Written task |
Set the listing down again exactly, please, apart from its pictures.

Task input |

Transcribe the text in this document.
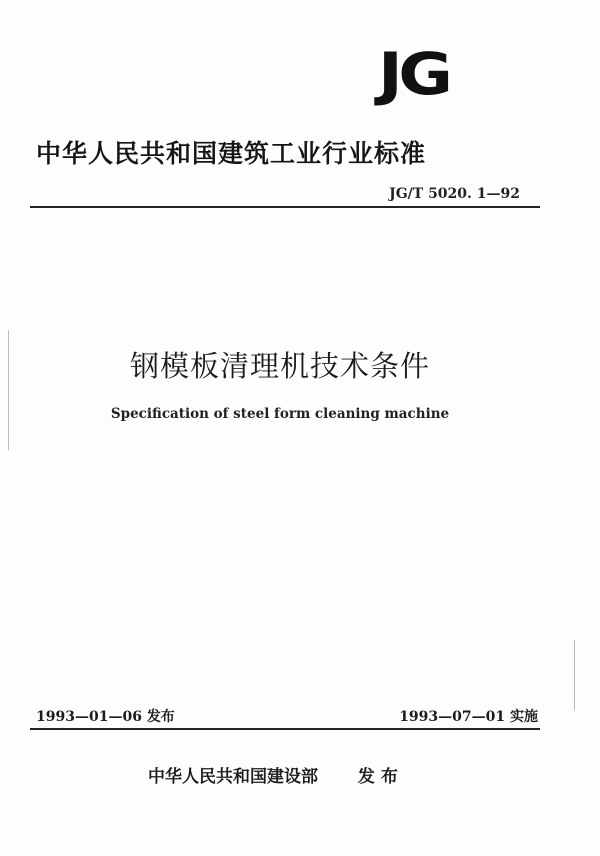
JG
中华人民共和国建筑工业行业标准
JG/T 5020. 1—92
钢模板清理机技术条件
Specification of steel form cleaning machine
1993—01—06 发布	1993—07—01 实施
中华人民共和国建设部 发 布
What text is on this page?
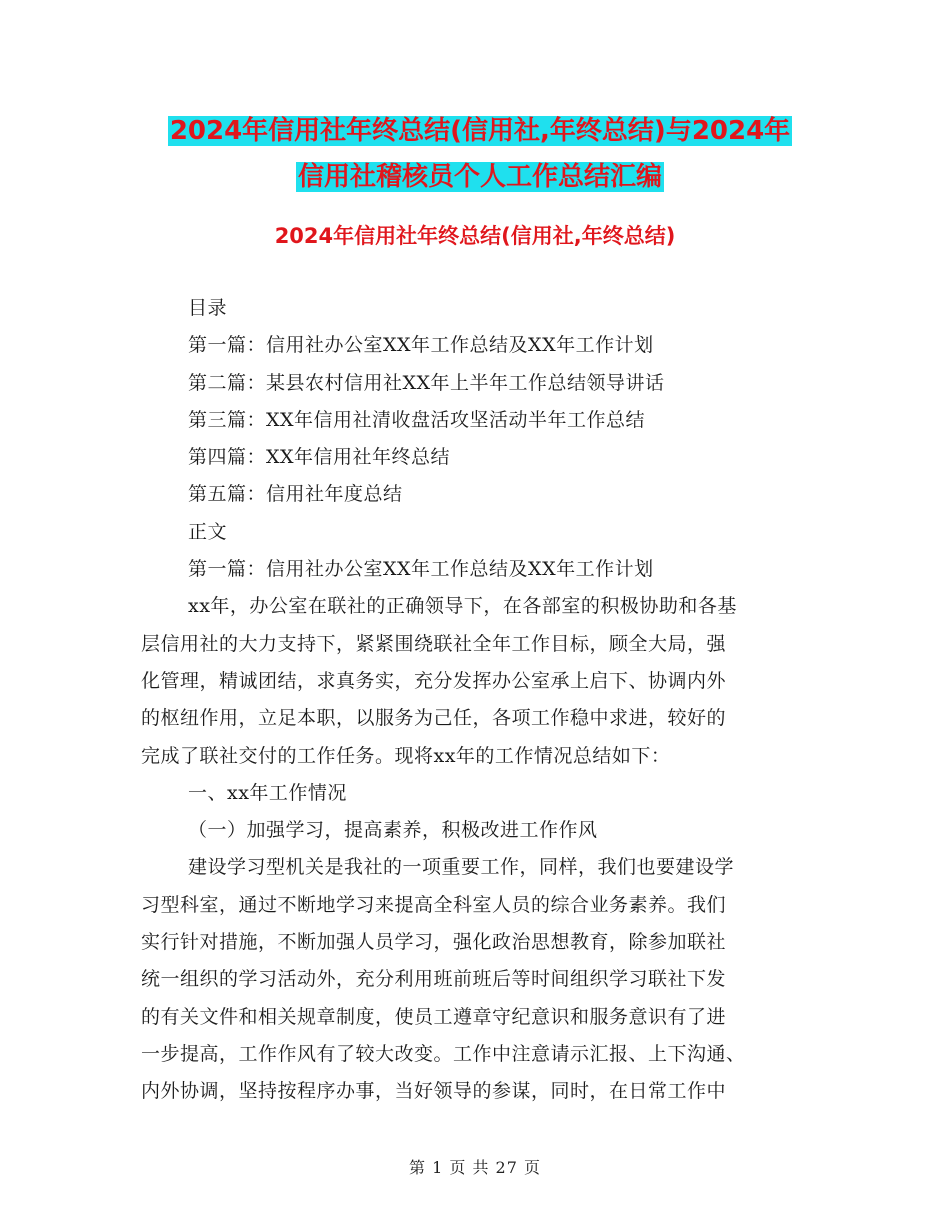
2024年信用社年终总结(信用社,年终总结)与2024年
信用社稽核员个人工作总结汇编
2024年信用社年终总结(信用社,年终总结)
目录
第一篇：信用社办公室XX年工作总结及XX年工作计划
第二篇：某县农村信用社XX年上半年工作总结领导讲话
第三篇：XX年信用社清收盘活攻坚活动半年工作总结
第四篇：XX年信用社年终总结
第五篇：信用社年度总结
正文
第一篇：信用社办公室XX年工作总结及XX年工作计划
xx年，办公室在联社的正确领导下，在各部室的积极协助和各基
层信用社的大力支持下，紧紧围绕联社全年工作目标，顾全大局，强
化管理，精诚团结，求真务实，充分发挥办公室承上启下、协调内外
的枢纽作用，立足本职，以服务为己任，各项工作稳中求进，较好的
完成了联社交付的工作任务。现将xx年的工作情况总结如下：
一、xx年工作情况
（一）加强学习，提高素养，积极改进工作作风
建设学习型机关是我社的一项重要工作，同样，我们也要建设学
习型科室，通过不断地学习来提高全科室人员的综合业务素养。我们
实行针对措施，不断加强人员学习，强化政治思想教育，除参加联社
统一组织的学习活动外，充分利用班前班后等时间组织学习联社下发
的有关文件和相关规章制度，使员工遵章守纪意识和服务意识有了进
一步提高，工作作风有了较大改变。工作中注意请示汇报、上下沟通、
内外协调，坚持按程序办事，当好领导的参谋，同时，在日常工作中
第 1 页 共 27 页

Task response |
Transcribe the text in this document.
JG
中华人民共和国建筑工业行业标准
JG/T 5020. 1—92
钢模板清理机技术条件
Specification of steel form cleaning machine
1993—01—06 发布	1993—07—01 实施
中华人民共和国建设部 发 布
What text is on this page?
2024年信用社年终总结(信用社,年终总结)与2024年
信用社稽核员个人工作总结汇编
2024年信用社年终总结(信用社,年终总结)
目录
第一篇：信用社办公室XX年工作总结及XX年工作计划
第二篇：某县农村信用社XX年上半年工作总结领导讲话
第三篇：XX年信用社清收盘活攻坚活动半年工作总结
第四篇：XX年信用社年终总结
第五篇：信用社年度总结
正文
第一篇：信用社办公室XX年工作总结及XX年工作计划
xx年，办公室在联社的正确领导下，在各部室的积极协助和各基
层信用社的大力支持下，紧紧围绕联社全年工作目标，顾全大局，强
化管理，精诚团结，求真务实，充分发挥办公室承上启下、协调内外
的枢纽作用，立足本职，以服务为己任，各项工作稳中求进，较好的
完成了联社交付的工作任务。现将xx年的工作情况总结如下：
一、xx年工作情况
（一）加强学习，提高素养，积极改进工作作风
建设学习型机关是我社的一项重要工作，同样，我们也要建设学
习型科室，通过不断地学习来提高全科室人员的综合业务素养。我们
实行针对措施，不断加强人员学习，强化政治思想教育，除参加联社
统一组织的学习活动外，充分利用班前班后等时间组织学习联社下发
的有关文件和相关规章制度，使员工遵章守纪意识和服务意识有了进
一步提高，工作作风有了较大改变。工作中注意请示汇报、上下沟通、
内外协调，坚持按程序办事，当好领导的参谋，同时，在日常工作中
第 1 页 共 27 页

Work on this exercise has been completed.